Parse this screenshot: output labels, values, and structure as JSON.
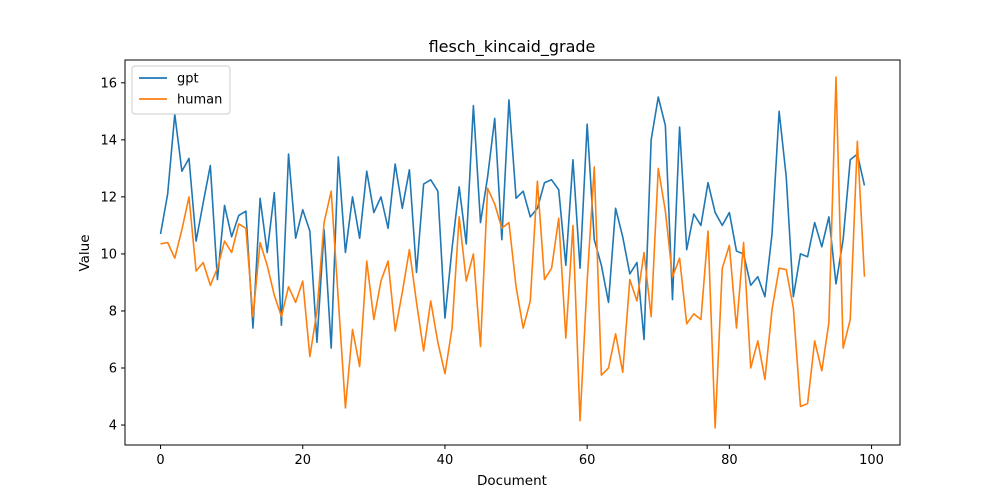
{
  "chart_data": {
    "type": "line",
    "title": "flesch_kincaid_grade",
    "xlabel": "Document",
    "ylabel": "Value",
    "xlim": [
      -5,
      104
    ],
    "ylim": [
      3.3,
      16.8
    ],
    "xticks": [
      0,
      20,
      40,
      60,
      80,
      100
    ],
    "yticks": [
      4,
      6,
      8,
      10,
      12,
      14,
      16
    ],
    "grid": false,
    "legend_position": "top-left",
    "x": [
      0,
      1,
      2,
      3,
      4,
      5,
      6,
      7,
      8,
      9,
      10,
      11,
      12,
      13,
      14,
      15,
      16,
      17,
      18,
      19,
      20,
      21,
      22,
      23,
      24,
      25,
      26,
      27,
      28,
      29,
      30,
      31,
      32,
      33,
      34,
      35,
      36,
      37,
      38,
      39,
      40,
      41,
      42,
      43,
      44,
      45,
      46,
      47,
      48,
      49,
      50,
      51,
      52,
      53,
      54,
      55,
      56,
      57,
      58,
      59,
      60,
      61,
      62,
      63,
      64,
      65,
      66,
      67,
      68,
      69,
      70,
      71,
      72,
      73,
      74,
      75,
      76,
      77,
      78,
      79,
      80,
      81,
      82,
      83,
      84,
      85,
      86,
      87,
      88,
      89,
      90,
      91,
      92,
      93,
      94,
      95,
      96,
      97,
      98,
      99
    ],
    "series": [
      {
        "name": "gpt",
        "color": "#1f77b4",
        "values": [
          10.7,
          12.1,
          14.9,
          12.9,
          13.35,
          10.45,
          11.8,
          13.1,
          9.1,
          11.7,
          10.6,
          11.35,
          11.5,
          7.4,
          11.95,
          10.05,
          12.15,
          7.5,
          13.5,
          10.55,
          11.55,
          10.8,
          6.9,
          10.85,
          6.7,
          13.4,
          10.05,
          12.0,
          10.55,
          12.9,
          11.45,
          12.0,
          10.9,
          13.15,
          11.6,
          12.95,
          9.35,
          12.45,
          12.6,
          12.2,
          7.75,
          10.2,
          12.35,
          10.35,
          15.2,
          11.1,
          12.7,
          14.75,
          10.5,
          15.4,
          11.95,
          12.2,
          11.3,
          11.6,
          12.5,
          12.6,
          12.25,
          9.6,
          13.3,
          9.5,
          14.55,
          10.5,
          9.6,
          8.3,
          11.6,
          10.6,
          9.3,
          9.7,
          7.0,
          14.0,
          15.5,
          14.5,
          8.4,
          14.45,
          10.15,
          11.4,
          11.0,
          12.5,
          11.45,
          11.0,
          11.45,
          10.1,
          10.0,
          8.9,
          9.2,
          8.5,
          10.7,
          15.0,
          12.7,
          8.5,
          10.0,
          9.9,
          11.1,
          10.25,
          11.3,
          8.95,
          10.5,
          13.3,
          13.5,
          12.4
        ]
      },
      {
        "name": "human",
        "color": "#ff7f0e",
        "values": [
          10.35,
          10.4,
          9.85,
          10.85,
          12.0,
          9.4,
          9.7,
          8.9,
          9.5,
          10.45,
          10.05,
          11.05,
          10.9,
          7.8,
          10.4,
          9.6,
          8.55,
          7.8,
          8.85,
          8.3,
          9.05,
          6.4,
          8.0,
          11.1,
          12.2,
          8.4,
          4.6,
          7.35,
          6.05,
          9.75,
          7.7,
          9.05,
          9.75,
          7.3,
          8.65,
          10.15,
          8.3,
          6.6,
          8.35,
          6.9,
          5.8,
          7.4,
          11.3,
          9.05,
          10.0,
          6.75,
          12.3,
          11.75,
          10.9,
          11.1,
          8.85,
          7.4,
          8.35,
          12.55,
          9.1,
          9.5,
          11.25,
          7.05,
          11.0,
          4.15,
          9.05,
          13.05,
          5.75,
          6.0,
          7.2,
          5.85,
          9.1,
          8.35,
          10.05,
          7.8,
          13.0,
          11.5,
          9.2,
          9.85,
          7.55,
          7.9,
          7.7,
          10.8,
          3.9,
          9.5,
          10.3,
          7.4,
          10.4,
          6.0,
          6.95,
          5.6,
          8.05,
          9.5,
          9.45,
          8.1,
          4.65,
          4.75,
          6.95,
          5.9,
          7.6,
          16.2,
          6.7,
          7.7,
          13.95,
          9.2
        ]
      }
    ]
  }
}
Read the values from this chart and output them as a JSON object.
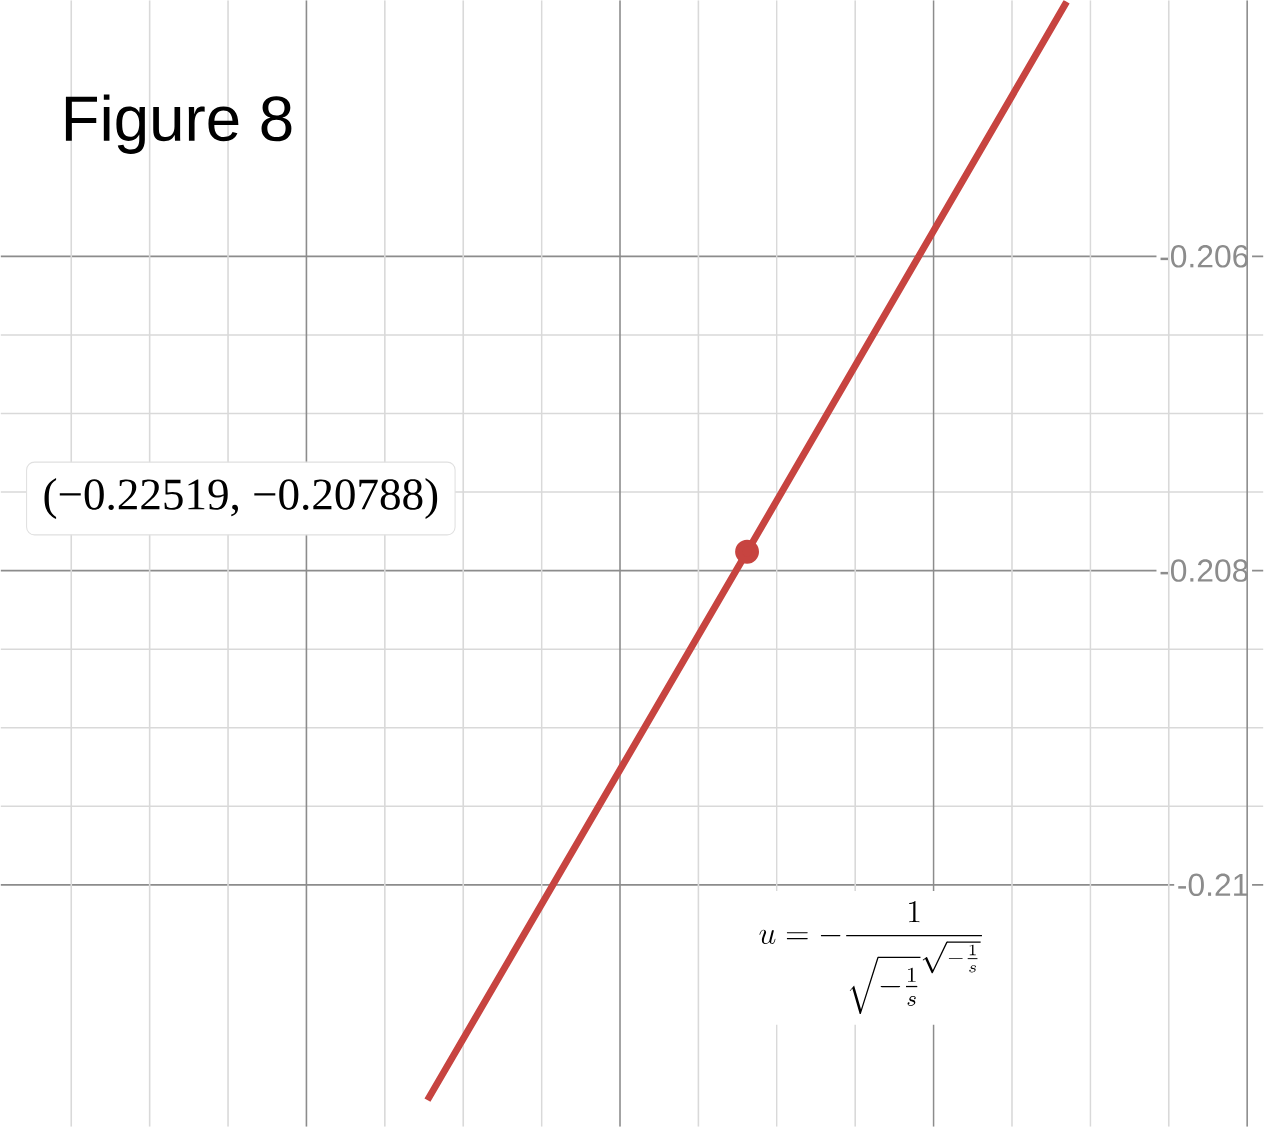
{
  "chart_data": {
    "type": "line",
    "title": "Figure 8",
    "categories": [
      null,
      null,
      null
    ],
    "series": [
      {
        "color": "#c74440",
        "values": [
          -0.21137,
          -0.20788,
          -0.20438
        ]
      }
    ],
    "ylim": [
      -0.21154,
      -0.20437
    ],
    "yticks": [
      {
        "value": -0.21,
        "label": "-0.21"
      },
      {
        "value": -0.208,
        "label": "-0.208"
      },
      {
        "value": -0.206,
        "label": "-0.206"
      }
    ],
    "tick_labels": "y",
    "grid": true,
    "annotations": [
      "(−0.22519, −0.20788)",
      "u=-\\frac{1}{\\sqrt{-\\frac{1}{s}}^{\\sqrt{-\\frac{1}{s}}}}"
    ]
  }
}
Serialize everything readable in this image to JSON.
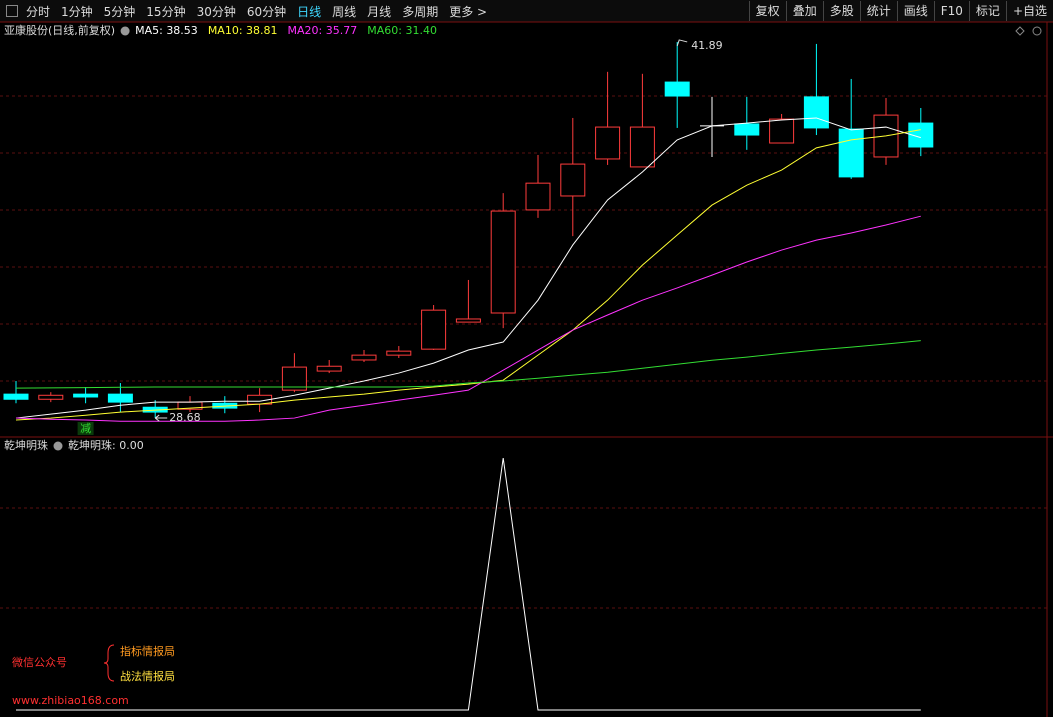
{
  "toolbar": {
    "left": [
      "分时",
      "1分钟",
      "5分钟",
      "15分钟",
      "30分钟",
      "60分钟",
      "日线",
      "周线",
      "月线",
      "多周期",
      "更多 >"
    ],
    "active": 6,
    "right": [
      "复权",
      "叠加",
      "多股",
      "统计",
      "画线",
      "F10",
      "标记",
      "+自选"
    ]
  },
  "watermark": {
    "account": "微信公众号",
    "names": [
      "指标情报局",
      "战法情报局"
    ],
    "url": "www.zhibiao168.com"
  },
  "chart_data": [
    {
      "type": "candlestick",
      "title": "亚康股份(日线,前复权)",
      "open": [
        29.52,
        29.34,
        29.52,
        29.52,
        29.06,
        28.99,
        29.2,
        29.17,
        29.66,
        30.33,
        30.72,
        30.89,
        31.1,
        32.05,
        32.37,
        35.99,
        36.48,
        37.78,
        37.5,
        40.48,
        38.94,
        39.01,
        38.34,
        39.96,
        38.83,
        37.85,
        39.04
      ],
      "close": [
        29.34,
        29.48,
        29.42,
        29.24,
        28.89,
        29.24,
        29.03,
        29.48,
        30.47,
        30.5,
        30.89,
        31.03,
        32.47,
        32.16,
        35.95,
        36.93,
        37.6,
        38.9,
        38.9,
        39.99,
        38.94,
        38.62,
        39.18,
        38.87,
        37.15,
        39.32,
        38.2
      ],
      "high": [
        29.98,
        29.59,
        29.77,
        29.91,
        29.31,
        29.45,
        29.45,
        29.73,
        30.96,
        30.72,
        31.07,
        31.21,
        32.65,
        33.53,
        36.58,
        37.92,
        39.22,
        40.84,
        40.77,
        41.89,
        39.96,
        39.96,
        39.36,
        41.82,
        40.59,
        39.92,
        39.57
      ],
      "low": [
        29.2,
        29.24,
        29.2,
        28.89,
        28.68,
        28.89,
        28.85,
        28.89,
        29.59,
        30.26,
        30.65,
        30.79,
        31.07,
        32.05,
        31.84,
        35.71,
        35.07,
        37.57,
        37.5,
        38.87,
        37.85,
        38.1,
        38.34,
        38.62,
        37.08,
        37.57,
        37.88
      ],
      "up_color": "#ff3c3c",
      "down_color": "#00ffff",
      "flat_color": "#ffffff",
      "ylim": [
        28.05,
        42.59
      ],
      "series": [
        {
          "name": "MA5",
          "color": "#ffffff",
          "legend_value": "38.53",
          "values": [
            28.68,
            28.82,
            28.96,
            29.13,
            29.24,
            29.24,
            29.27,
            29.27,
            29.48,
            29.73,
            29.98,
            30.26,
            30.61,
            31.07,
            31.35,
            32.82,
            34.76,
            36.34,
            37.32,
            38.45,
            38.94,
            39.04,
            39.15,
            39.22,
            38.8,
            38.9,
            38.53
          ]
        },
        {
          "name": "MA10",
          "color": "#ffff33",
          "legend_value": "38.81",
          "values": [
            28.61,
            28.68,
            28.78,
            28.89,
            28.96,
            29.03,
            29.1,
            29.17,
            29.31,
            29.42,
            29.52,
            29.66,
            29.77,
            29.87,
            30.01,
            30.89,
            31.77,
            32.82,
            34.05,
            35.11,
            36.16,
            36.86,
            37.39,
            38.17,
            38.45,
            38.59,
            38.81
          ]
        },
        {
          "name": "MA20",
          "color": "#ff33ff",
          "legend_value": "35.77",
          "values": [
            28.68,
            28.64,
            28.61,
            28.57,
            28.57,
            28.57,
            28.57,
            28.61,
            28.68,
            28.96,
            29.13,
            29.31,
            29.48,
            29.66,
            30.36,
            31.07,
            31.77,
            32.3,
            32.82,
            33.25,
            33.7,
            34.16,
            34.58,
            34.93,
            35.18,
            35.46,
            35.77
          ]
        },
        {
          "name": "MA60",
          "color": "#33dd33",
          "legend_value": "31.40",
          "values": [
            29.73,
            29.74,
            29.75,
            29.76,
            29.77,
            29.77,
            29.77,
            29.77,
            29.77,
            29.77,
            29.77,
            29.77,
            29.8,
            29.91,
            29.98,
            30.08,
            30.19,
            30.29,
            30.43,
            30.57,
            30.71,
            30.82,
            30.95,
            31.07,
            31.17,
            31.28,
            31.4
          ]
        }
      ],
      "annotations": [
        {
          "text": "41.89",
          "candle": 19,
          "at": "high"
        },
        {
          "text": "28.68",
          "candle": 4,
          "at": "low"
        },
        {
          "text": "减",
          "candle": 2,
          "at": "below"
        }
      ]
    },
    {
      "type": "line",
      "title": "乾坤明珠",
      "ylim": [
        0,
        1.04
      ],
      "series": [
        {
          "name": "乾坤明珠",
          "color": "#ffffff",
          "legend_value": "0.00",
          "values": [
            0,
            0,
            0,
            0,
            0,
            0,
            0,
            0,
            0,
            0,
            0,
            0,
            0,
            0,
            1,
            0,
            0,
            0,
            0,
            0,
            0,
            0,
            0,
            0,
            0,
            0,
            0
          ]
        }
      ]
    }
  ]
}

■ Set task
Copy all lines in the listing above where the string "type" appears.

■ Solution to this exercise
    "type": "line",
    "type": "line",
      "type": "candlestick",
      "type": "line",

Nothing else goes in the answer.